DATA PROVIDED:
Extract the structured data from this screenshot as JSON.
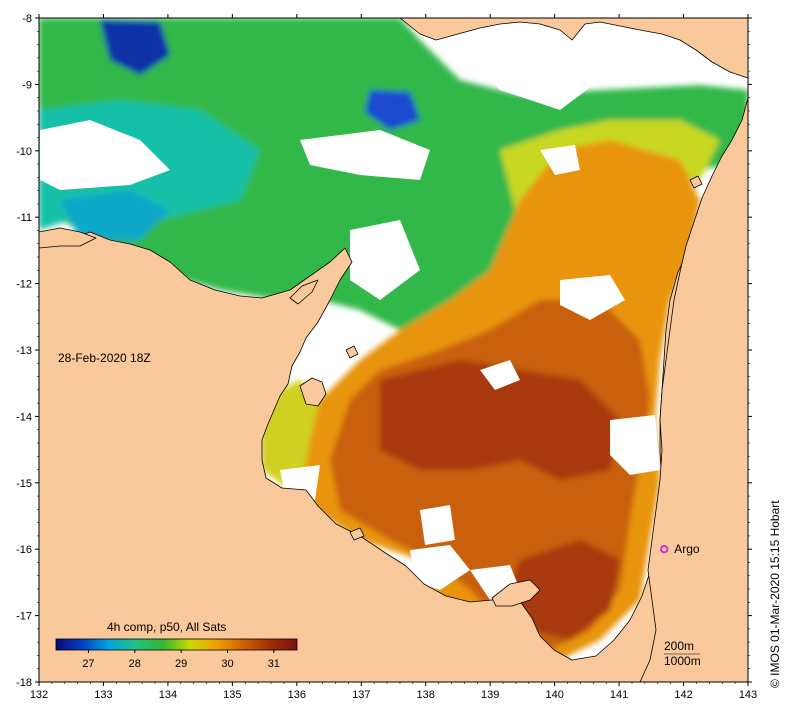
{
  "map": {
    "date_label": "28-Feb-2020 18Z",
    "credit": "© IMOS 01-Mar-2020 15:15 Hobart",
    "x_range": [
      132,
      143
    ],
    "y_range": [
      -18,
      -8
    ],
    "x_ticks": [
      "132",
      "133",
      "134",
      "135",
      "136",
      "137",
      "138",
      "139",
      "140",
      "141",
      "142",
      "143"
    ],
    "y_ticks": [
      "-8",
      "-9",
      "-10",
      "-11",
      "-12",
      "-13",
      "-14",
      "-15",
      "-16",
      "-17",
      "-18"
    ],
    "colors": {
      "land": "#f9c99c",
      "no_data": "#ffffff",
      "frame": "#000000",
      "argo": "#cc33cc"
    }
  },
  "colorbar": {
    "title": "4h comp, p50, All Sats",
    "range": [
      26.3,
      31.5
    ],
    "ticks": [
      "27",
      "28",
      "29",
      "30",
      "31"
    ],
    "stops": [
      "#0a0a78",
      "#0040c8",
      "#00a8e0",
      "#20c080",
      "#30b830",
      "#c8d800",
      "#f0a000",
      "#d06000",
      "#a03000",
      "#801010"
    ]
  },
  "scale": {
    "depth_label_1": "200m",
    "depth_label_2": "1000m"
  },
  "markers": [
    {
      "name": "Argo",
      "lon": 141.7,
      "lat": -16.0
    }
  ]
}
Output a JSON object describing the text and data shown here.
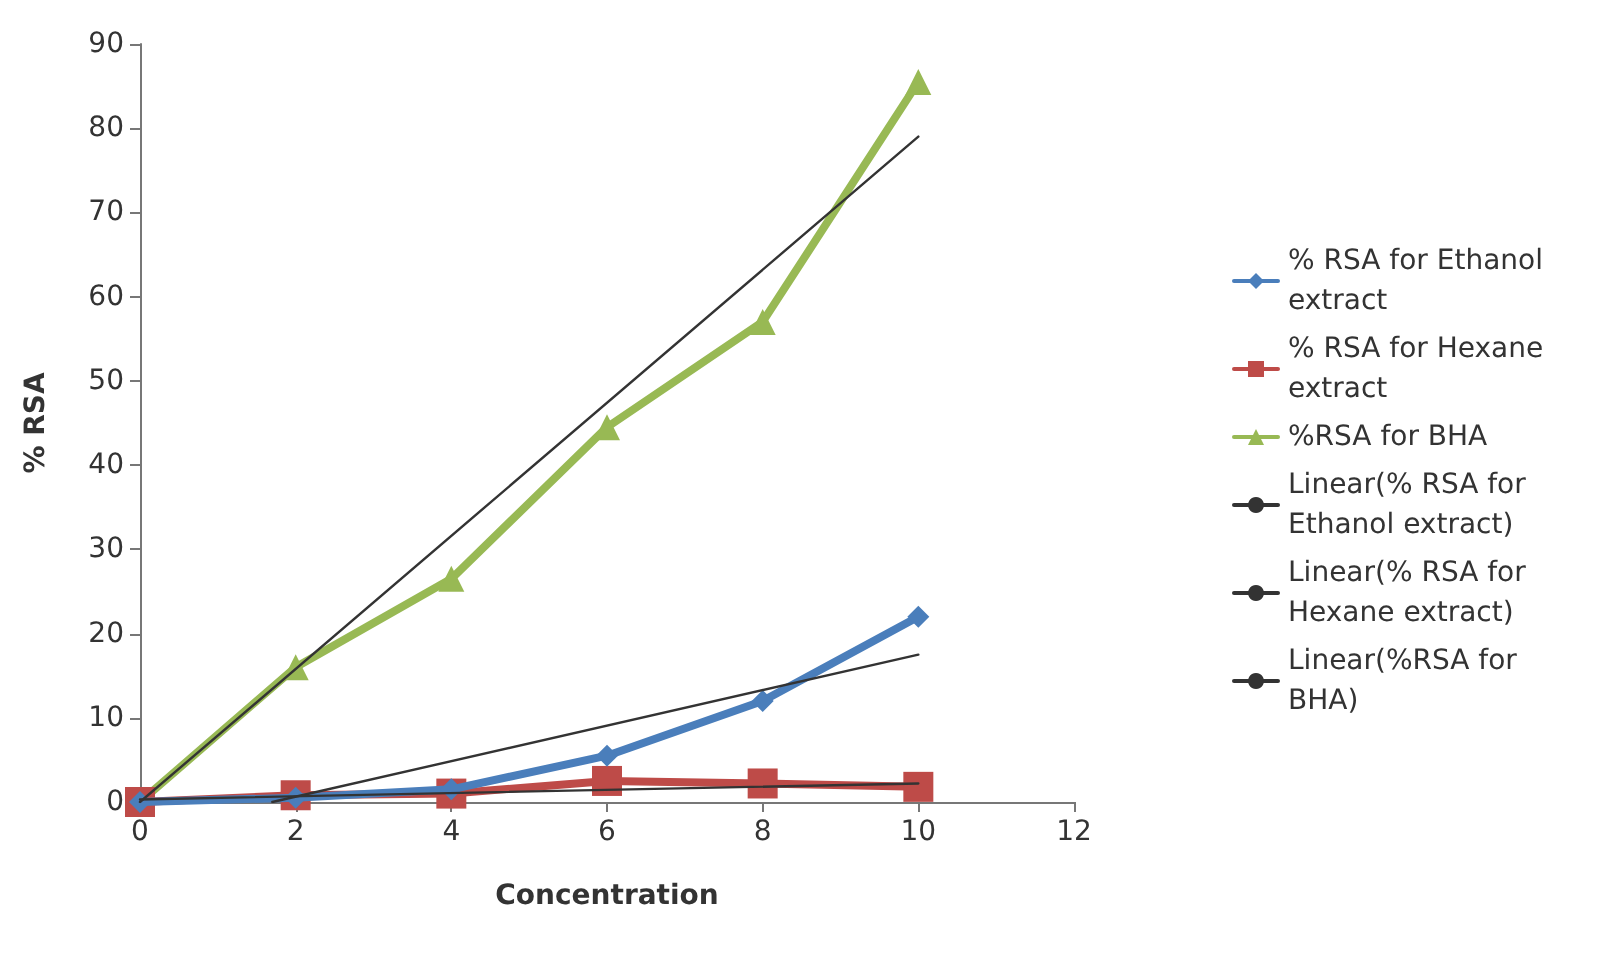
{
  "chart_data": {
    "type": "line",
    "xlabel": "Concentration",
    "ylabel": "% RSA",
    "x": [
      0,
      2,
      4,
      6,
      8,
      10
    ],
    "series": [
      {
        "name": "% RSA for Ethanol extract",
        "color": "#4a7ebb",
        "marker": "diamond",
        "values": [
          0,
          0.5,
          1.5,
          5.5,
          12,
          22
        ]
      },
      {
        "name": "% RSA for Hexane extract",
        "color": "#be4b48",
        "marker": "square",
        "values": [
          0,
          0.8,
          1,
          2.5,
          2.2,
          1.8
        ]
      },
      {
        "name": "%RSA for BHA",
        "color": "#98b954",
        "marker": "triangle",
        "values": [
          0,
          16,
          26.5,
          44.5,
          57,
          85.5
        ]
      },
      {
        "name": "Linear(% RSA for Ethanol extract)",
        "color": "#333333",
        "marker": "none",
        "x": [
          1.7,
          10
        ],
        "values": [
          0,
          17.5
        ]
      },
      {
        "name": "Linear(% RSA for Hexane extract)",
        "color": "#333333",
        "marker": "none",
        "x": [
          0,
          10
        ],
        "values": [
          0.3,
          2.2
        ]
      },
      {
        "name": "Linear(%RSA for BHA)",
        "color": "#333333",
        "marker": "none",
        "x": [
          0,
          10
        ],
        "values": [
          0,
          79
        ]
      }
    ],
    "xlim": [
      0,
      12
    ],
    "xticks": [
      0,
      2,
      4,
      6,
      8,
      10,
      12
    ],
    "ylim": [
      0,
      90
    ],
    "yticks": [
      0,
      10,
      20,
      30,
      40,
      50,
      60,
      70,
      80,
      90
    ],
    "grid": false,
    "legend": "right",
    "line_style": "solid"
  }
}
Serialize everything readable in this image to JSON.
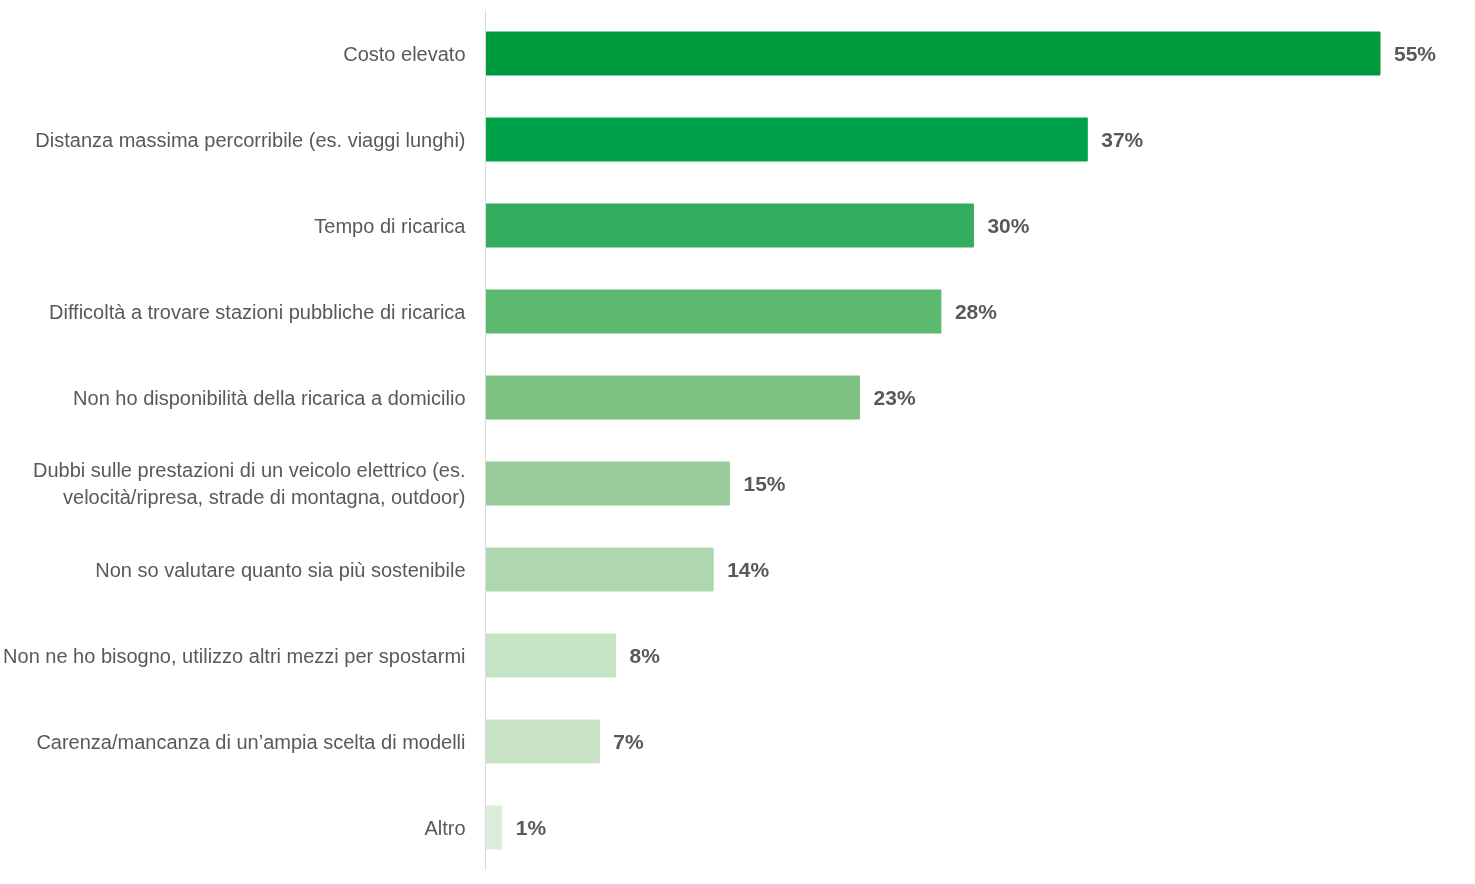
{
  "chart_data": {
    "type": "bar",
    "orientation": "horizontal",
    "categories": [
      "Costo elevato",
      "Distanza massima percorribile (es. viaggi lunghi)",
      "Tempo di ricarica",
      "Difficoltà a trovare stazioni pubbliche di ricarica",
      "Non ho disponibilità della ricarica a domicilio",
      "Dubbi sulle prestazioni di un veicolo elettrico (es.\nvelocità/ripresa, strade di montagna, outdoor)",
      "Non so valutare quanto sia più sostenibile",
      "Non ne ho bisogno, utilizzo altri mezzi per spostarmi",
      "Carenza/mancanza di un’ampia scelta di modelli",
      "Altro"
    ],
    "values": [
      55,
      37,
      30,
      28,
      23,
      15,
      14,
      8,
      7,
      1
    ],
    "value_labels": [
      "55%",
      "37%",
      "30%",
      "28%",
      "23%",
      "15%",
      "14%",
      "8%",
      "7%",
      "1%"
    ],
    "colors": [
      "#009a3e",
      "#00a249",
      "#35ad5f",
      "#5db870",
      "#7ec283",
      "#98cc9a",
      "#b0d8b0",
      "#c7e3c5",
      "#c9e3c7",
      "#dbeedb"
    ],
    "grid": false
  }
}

WORK TO COMPLETE:
Copy every line of the records above that contains "Ethanol".

TASK ANSWER:
        "name": "% RSA for Ethanol extract",
        "name": "Linear(% RSA for Ethanol extract)",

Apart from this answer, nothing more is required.